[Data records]
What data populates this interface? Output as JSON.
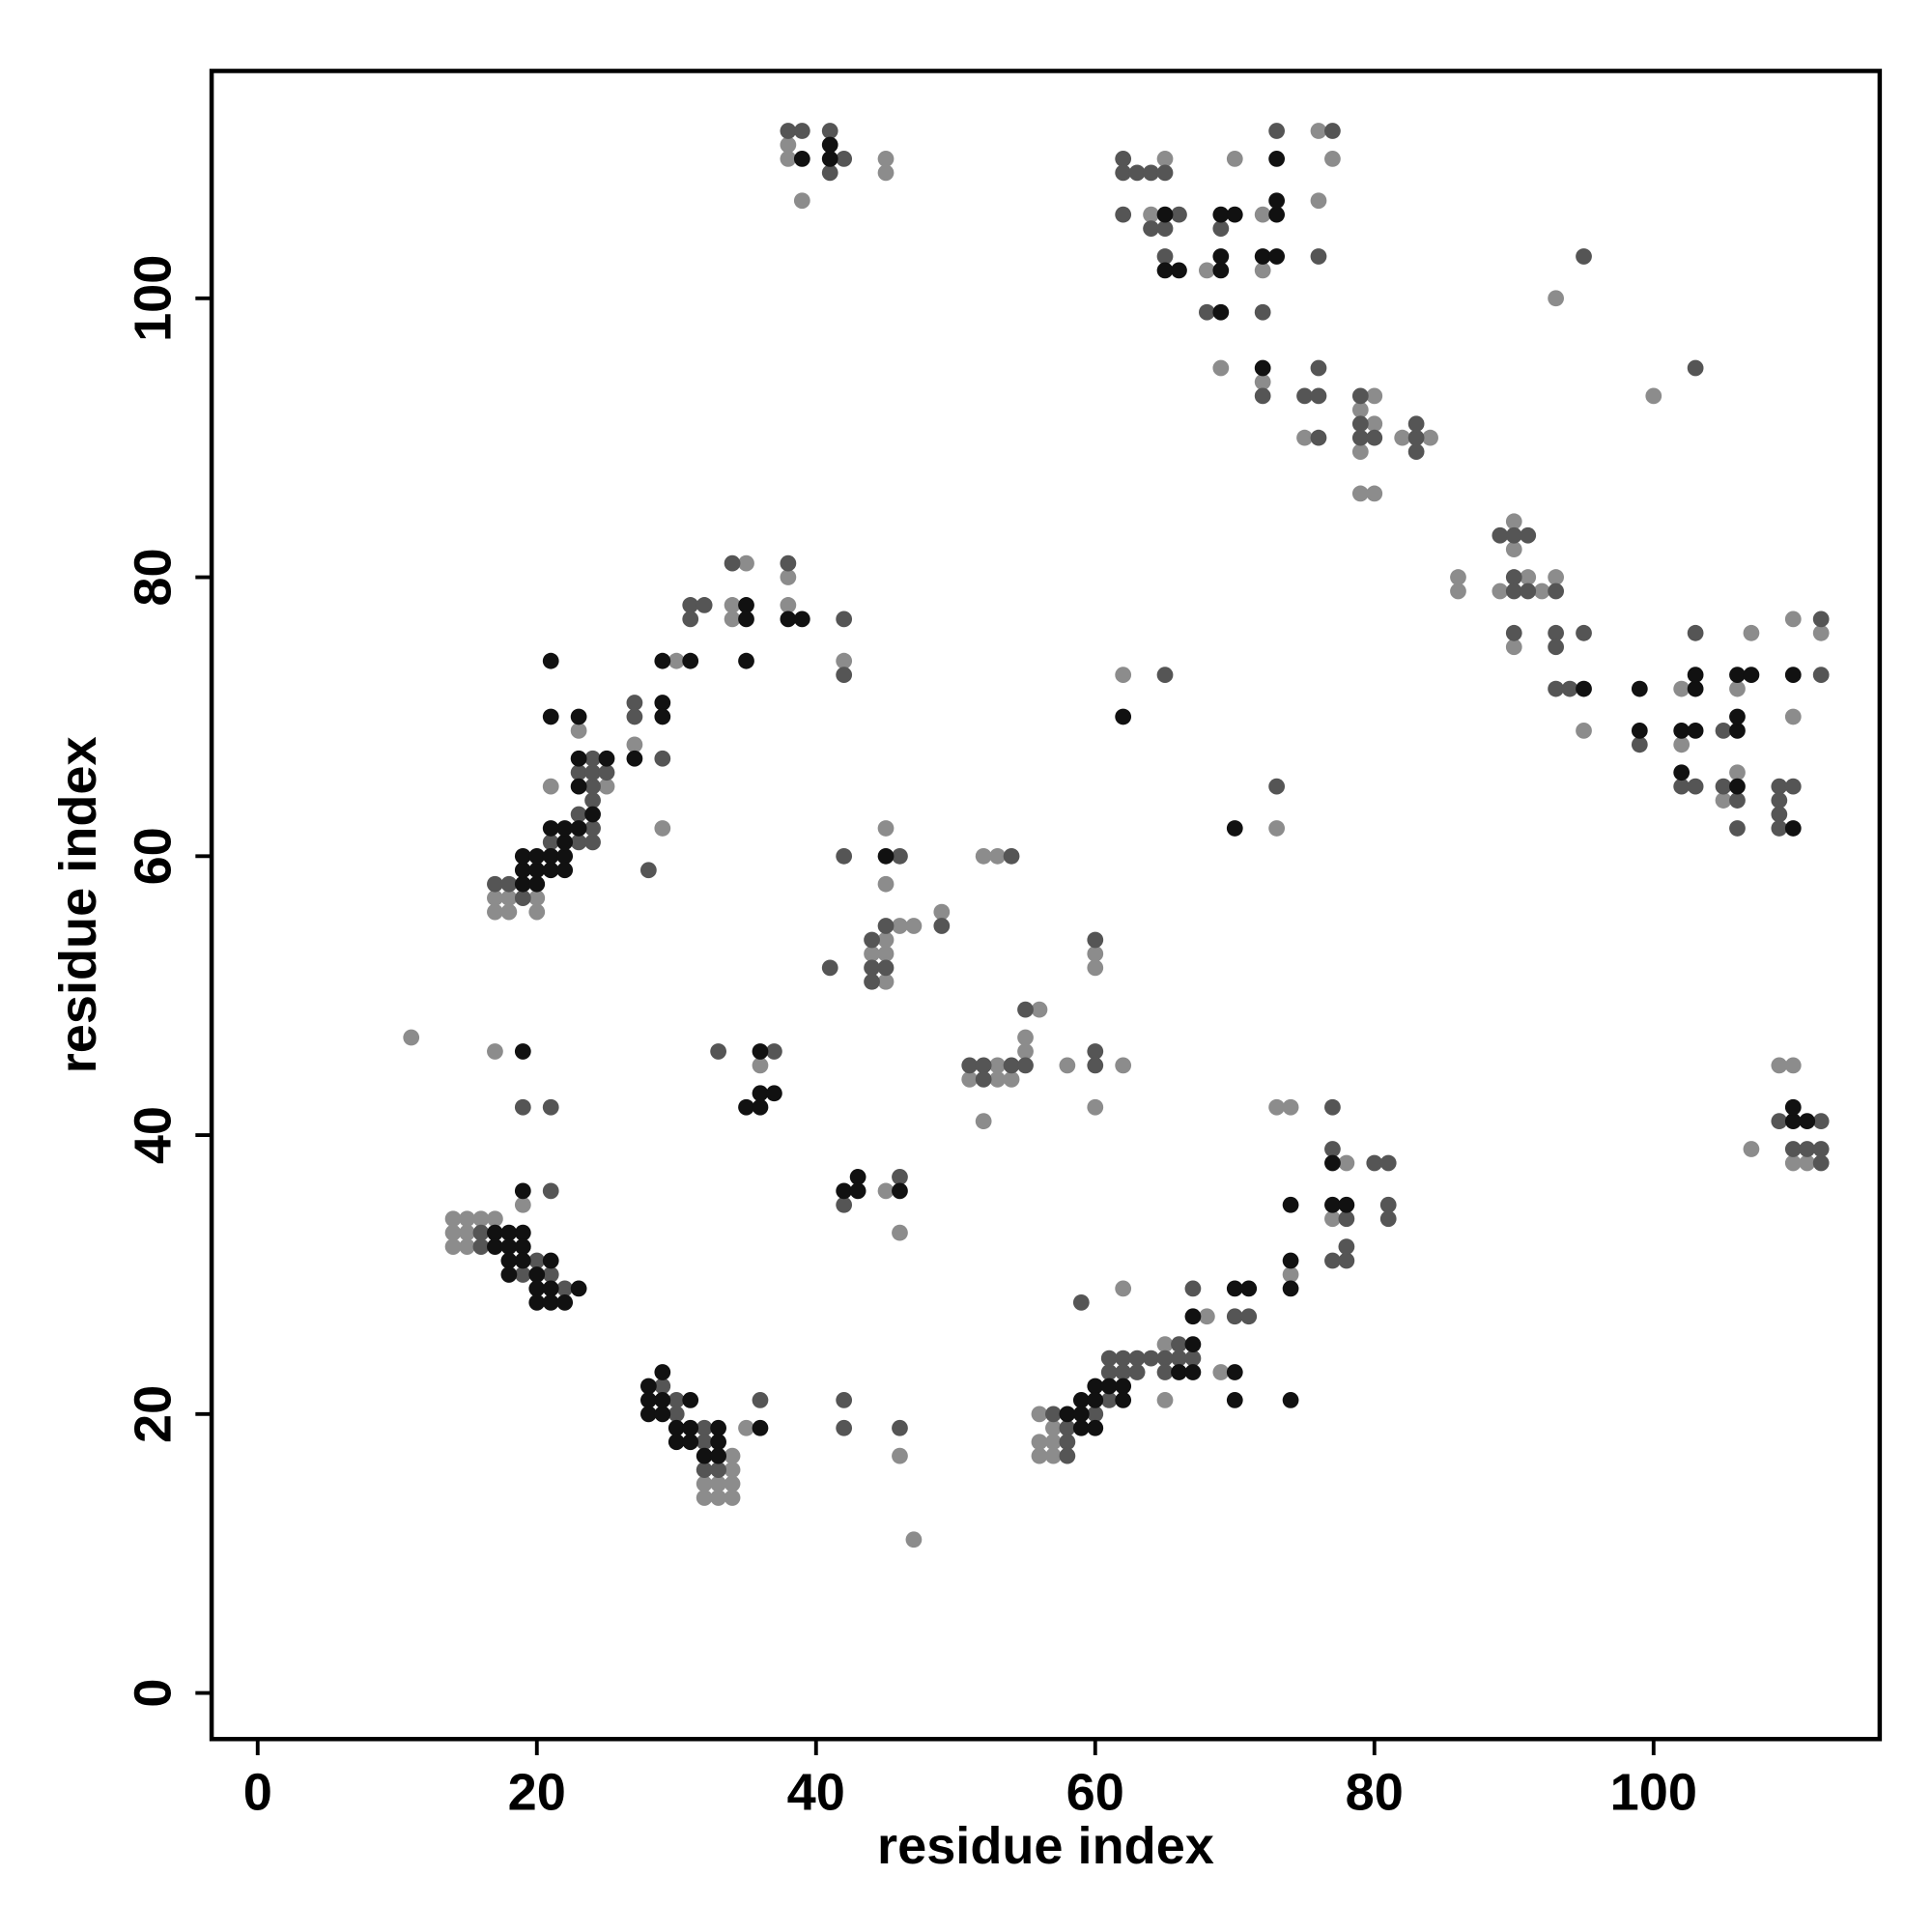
{
  "chart_data": {
    "type": "scatter",
    "xlabel": "residue index",
    "ylabel": "residue index",
    "xlim": [
      -3.3,
      116.2
    ],
    "ylim": [
      -3.3,
      116.3
    ],
    "xticks": [
      0,
      20,
      40,
      60,
      80,
      100
    ],
    "yticks": [
      0,
      20,
      40,
      60,
      80,
      100
    ],
    "grid": false,
    "series": [
      {
        "color": "#8c8c8c",
        "x": [
          38,
          38,
          39,
          45,
          45,
          65,
          64,
          68,
          70,
          72,
          76,
          76,
          77,
          72,
          69,
          72,
          75,
          80,
          79,
          80,
          79,
          79,
          80,
          82,
          84,
          93,
          100,
          86,
          86,
          90,
          90,
          91,
          89,
          92,
          93,
          90,
          95,
          102,
          102,
          105,
          106,
          106,
          107,
          110,
          110,
          112,
          109,
          110,
          110,
          111,
          107,
          17,
          18,
          17,
          18,
          20,
          20,
          25,
          23,
          21,
          27,
          29,
          30,
          35,
          34,
          34,
          38,
          38,
          42,
          11,
          17,
          36,
          45,
          45,
          46,
          47,
          44,
          45,
          45,
          45,
          49,
          52,
          53,
          52,
          53,
          51,
          53,
          54,
          55,
          55,
          56,
          58,
          60,
          60,
          60,
          62,
          62,
          73,
          14,
          15,
          16,
          17,
          14,
          15,
          14,
          15,
          19,
          34,
          34,
          32,
          33,
          34,
          32,
          33,
          34,
          35,
          46,
          47,
          45,
          46,
          56,
          56,
          56,
          57,
          57,
          57,
          65,
          65,
          68,
          69,
          74,
          62,
          73,
          74,
          77,
          78
        ],
        "values": [
          110,
          111,
          107,
          110,
          109,
          110,
          106,
          102,
          110,
          106,
          107,
          112,
          110,
          102,
          95,
          94,
          90,
          93,
          92,
          91,
          89,
          86,
          86,
          90,
          90,
          100,
          93,
          80,
          79,
          84,
          82,
          80,
          79,
          79,
          80,
          75,
          69,
          72,
          68,
          64,
          66,
          72,
          76,
          70,
          77,
          76,
          45,
          45,
          38,
          38,
          39,
          57,
          57,
          56,
          56,
          57,
          56,
          65,
          69,
          65,
          68,
          62,
          74,
          81,
          78,
          77,
          80,
          78,
          74,
          47,
          46,
          45,
          62,
          58,
          55,
          55,
          53,
          53,
          51,
          54,
          56,
          60,
          60,
          41,
          45,
          44,
          44,
          44,
          46,
          47,
          49,
          45,
          53,
          52,
          42,
          45,
          73,
          62,
          34,
          34,
          34,
          34,
          33,
          33,
          32,
          32,
          35,
          17,
          16,
          15,
          15,
          15,
          14,
          14,
          14,
          19,
          17,
          11,
          36,
          33,
          20,
          18,
          17,
          19,
          18,
          17,
          25,
          21,
          27,
          23,
          30,
          29,
          42,
          42,
          34,
          38
        ]
      },
      {
        "color": "#555555",
        "x": [
          38,
          39,
          41,
          42,
          41,
          62,
          62,
          63,
          64,
          65,
          62,
          66,
          64,
          65,
          65,
          69,
          73,
          76,
          77,
          68,
          72,
          72,
          75,
          76,
          76,
          76,
          79,
          79,
          79,
          80,
          83,
          83,
          83,
          95,
          103,
          89,
          90,
          91,
          90,
          90,
          91,
          93,
          90,
          93,
          93,
          95,
          93,
          94,
          99,
          103,
          102,
          103,
          105,
          105,
          106,
          106,
          109,
          109,
          109,
          109,
          110,
          112,
          112,
          109,
          112,
          110,
          111,
          112,
          112,
          17,
          18,
          19,
          21,
          23,
          23,
          24,
          24,
          24,
          23,
          24,
          24,
          24,
          25,
          27,
          27,
          29,
          28,
          31,
          32,
          31,
          34,
          38,
          42,
          42,
          19,
          21,
          33,
          37,
          41,
          42,
          46,
          44,
          45,
          44,
          45,
          44,
          49,
          54,
          51,
          52,
          54,
          52,
          55,
          55,
          60,
          60,
          60,
          65,
          73,
          16,
          16,
          20,
          19,
          21,
          22,
          21,
          29,
          30,
          30,
          32,
          32,
          32,
          33,
          36,
          42,
          42,
          46,
          42,
          46,
          57,
          58,
          58,
          58,
          60,
          61,
          61,
          61,
          62,
          62,
          63,
          63,
          64,
          65,
          65,
          66,
          66,
          67,
          67,
          70,
          71,
          59,
          77,
          77,
          78,
          77,
          78,
          78,
          80,
          81,
          81,
          81
        ],
        "values": [
          112,
          112,
          112,
          110,
          109,
          110,
          109,
          109,
          109,
          109,
          106,
          106,
          105,
          105,
          103,
          105,
          112,
          103,
          112,
          99,
          99,
          93,
          93,
          93,
          95,
          90,
          93,
          91,
          90,
          90,
          90,
          91,
          89,
          103,
          95,
          83,
          83,
          83,
          80,
          79,
          79,
          79,
          76,
          76,
          75,
          76,
          72,
          72,
          68,
          76,
          65,
          65,
          69,
          65,
          64,
          62,
          65,
          64,
          63,
          62,
          65,
          77,
          73,
          41,
          41,
          39,
          39,
          39,
          38,
          58,
          58,
          57,
          61,
          63,
          61,
          61,
          62,
          64,
          66,
          65,
          66,
          67,
          66,
          71,
          70,
          67,
          59,
          78,
          78,
          77,
          81,
          81,
          77,
          73,
          42,
          42,
          46,
          46,
          52,
          60,
          60,
          54,
          55,
          52,
          52,
          51,
          55,
          60,
          45,
          45,
          45,
          44,
          45,
          49,
          54,
          46,
          45,
          73,
          65,
          33,
          32,
          31,
          30,
          30,
          29,
          36,
          22,
          21,
          20,
          19,
          18,
          16,
          16,
          21,
          21,
          19,
          19,
          35,
          37,
          20,
          19,
          18,
          17,
          20,
          21,
          23,
          24,
          24,
          23,
          24,
          23,
          24,
          24,
          23,
          25,
          24,
          24,
          29,
          27,
          27,
          28,
          42,
          39,
          34,
          31,
          31,
          32,
          38,
          38,
          35,
          34
        ]
      },
      {
        "color": "#111111",
        "x": [
          39,
          41,
          41,
          65,
          65,
          66,
          69,
          69,
          69,
          70,
          73,
          73,
          73,
          72,
          73,
          69,
          72,
          95,
          99,
          99,
          102,
          103,
          103,
          103,
          102,
          106,
          106,
          106,
          106,
          107,
          110,
          110,
          110,
          110,
          111,
          19,
          19,
          19,
          20,
          20,
          20,
          21,
          21,
          22,
          22,
          22,
          22,
          21,
          23,
          24,
          23,
          23,
          25,
          23,
          21,
          21,
          27,
          29,
          29,
          29,
          31,
          35,
          35,
          35,
          38,
          39,
          19,
          36,
          35,
          36,
          36,
          37,
          45,
          62,
          70,
          17,
          18,
          19,
          17,
          18,
          19,
          18,
          19,
          21,
          18,
          20,
          20,
          21,
          23,
          20,
          21,
          22,
          19,
          28,
          29,
          28,
          28,
          29,
          29,
          31,
          30,
          31,
          30,
          31,
          33,
          33,
          32,
          33,
          36,
          42,
          43,
          43,
          46,
          58,
          59,
          59,
          59,
          60,
          60,
          60,
          61,
          62,
          62,
          66,
          67,
          67,
          67,
          70,
          70,
          70,
          71,
          74,
          74,
          74,
          74,
          77,
          77,
          78
        ],
        "values": [
          110,
          110,
          111,
          106,
          102,
          102,
          102,
          103,
          106,
          106,
          106,
          107,
          110,
          103,
          103,
          99,
          95,
          72,
          72,
          69,
          69,
          69,
          72,
          73,
          66,
          65,
          69,
          70,
          73,
          73,
          62,
          73,
          41,
          42,
          41,
          58,
          59,
          60,
          58,
          59,
          60,
          60,
          59,
          60,
          59,
          61,
          62,
          62,
          62,
          63,
          65,
          67,
          67,
          70,
          70,
          74,
          67,
          71,
          70,
          74,
          74,
          78,
          77,
          74,
          77,
          77,
          46,
          46,
          42,
          42,
          43,
          43,
          60,
          70,
          62,
          33,
          33,
          33,
          32,
          32,
          32,
          31,
          31,
          31,
          30,
          30,
          29,
          29,
          29,
          28,
          28,
          28,
          36,
          22,
          23,
          21,
          20,
          20,
          21,
          21,
          19,
          19,
          18,
          18,
          19,
          18,
          17,
          17,
          19,
          36,
          37,
          36,
          36,
          20,
          21,
          20,
          19,
          22,
          21,
          19,
          22,
          22,
          21,
          23,
          25,
          23,
          27,
          23,
          21,
          29,
          29,
          21,
          29,
          31,
          35,
          38,
          35,
          35
        ]
      }
    ]
  }
}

Work to complete. Reproduce each line holding the word "index".

Output for this task.
    "xlabel": "residue index",
    "ylabel": "residue index",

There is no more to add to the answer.